DIRECTIVE
Tally every line of the listing where the string "title" is found, and state the total alone.

Dataset records
::::

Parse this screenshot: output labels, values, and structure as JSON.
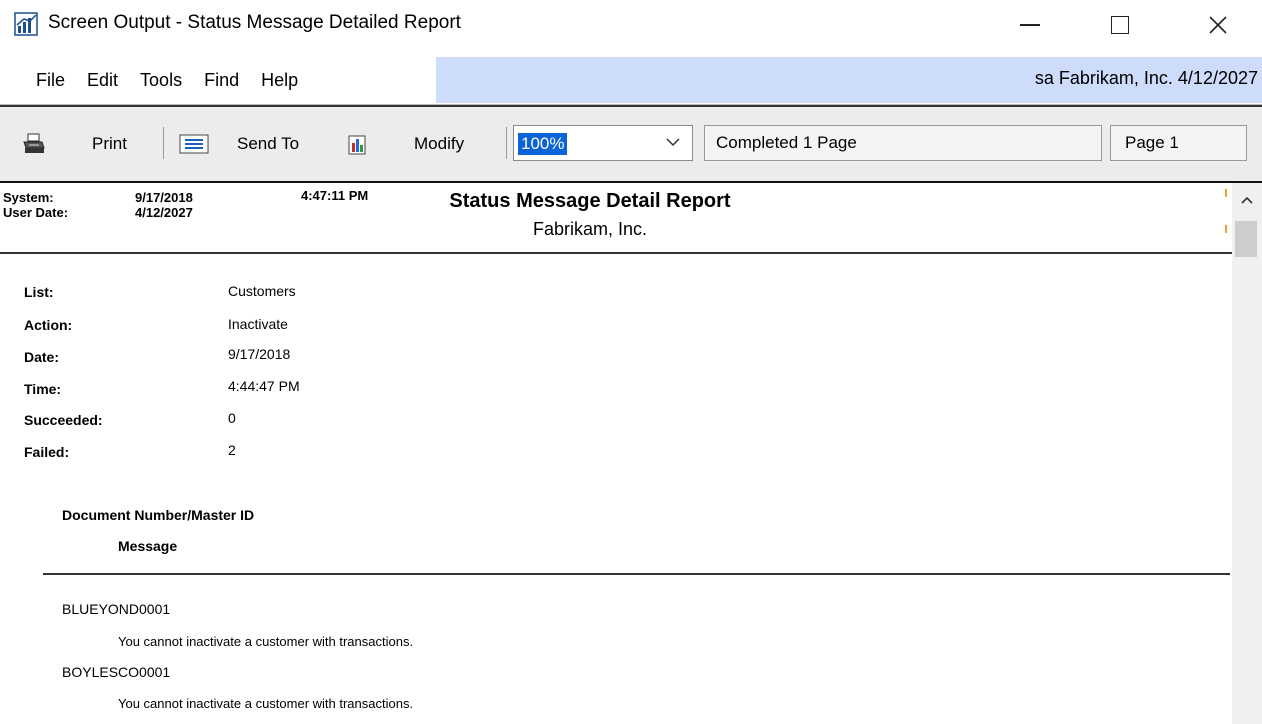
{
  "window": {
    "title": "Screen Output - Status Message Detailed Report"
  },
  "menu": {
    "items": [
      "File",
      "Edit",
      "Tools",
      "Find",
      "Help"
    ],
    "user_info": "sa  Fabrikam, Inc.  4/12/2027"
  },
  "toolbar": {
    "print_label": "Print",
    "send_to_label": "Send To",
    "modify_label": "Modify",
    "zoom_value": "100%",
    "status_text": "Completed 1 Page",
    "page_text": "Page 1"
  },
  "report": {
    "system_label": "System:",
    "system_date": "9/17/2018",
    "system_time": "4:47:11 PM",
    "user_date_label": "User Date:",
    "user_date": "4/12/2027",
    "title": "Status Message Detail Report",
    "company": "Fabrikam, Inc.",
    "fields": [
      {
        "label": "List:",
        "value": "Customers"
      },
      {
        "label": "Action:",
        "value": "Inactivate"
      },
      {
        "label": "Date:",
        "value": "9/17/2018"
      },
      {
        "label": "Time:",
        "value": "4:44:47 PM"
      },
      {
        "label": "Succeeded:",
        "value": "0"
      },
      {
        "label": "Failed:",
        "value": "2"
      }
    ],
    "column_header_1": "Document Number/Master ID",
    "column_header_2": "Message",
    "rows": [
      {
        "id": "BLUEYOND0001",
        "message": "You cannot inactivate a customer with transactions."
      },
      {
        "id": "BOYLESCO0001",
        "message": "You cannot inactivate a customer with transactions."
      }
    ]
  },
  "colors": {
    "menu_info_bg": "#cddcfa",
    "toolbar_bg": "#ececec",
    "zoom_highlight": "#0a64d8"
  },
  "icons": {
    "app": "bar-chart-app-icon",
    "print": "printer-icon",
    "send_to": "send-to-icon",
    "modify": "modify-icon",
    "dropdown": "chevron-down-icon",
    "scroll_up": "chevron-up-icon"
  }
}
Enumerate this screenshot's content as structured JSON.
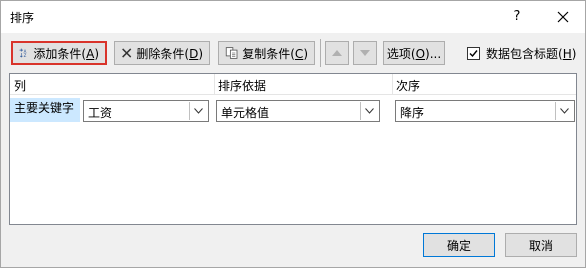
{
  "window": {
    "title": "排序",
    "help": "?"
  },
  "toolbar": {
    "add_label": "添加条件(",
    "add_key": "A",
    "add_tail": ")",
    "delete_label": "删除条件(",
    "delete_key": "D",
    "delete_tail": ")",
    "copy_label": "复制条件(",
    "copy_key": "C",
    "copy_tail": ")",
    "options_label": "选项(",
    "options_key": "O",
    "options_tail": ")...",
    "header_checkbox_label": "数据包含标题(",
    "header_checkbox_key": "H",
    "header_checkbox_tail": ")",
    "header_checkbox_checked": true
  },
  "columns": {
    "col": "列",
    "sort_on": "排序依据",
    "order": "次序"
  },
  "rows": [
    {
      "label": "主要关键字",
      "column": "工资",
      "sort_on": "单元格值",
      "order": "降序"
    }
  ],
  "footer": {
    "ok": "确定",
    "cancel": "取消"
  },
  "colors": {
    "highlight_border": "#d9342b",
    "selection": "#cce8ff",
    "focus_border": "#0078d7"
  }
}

::::

TASK OUTPUT
3